▸ Data entries
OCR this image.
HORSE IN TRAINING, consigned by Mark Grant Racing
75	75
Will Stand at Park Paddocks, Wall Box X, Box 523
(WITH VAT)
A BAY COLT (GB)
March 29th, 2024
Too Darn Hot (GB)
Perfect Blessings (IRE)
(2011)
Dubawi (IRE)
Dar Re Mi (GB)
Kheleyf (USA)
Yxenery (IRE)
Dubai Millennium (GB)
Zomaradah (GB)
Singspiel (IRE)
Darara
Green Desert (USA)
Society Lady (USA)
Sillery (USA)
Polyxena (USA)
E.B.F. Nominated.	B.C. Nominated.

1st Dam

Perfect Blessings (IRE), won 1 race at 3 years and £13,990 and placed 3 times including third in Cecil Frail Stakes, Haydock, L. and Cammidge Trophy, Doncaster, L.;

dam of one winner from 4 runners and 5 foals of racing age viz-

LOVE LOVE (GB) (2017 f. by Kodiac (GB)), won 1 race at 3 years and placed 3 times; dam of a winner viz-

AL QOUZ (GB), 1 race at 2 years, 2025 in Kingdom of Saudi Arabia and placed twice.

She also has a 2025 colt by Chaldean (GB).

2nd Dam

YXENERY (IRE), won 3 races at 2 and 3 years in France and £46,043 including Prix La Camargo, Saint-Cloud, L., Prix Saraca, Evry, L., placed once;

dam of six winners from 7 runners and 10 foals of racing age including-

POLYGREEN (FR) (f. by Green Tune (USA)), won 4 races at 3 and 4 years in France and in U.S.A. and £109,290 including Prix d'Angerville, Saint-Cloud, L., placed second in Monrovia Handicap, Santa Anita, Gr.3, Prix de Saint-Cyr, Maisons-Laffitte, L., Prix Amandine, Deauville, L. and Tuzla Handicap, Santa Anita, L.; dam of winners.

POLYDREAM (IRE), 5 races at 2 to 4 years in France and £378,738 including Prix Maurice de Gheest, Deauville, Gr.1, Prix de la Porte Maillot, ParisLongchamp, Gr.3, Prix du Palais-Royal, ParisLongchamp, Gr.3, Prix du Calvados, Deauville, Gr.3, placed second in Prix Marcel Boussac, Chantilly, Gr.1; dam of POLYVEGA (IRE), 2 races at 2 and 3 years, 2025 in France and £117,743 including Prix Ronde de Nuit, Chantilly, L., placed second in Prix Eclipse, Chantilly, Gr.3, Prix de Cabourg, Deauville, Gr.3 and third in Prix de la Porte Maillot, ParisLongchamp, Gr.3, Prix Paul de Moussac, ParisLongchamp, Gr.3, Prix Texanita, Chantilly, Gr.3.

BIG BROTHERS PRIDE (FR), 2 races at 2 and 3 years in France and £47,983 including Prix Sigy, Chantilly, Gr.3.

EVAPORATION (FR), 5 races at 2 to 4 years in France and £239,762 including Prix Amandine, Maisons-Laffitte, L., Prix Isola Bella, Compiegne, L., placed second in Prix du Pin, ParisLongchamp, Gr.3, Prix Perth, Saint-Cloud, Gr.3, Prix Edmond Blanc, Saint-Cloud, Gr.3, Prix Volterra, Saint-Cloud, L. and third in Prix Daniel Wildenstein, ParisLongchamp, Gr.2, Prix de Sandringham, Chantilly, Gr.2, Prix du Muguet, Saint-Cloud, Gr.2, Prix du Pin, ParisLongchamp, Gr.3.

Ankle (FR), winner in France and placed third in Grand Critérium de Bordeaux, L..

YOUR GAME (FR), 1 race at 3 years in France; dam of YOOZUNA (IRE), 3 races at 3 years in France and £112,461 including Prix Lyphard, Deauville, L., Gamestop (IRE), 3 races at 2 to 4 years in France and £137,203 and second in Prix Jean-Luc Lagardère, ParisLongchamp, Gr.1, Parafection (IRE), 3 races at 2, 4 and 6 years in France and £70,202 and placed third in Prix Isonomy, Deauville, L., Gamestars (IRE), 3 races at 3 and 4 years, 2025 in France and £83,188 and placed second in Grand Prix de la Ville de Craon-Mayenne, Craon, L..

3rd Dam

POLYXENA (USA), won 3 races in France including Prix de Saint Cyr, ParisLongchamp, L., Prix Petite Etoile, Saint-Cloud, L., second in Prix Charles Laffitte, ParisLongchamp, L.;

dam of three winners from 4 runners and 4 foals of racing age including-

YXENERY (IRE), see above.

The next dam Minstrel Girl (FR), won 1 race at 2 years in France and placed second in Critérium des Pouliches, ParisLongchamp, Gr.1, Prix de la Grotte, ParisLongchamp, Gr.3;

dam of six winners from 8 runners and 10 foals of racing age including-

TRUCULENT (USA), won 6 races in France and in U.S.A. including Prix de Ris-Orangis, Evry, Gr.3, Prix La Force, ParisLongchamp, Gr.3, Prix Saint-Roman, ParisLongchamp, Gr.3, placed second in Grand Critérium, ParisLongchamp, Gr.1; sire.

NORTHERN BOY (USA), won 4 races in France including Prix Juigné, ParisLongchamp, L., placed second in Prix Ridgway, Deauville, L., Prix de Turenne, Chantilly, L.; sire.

▸ What to work on
Go over the records above line by line and count those holding the word "runners". Reply only with the number.

▸ Solution to the problem
4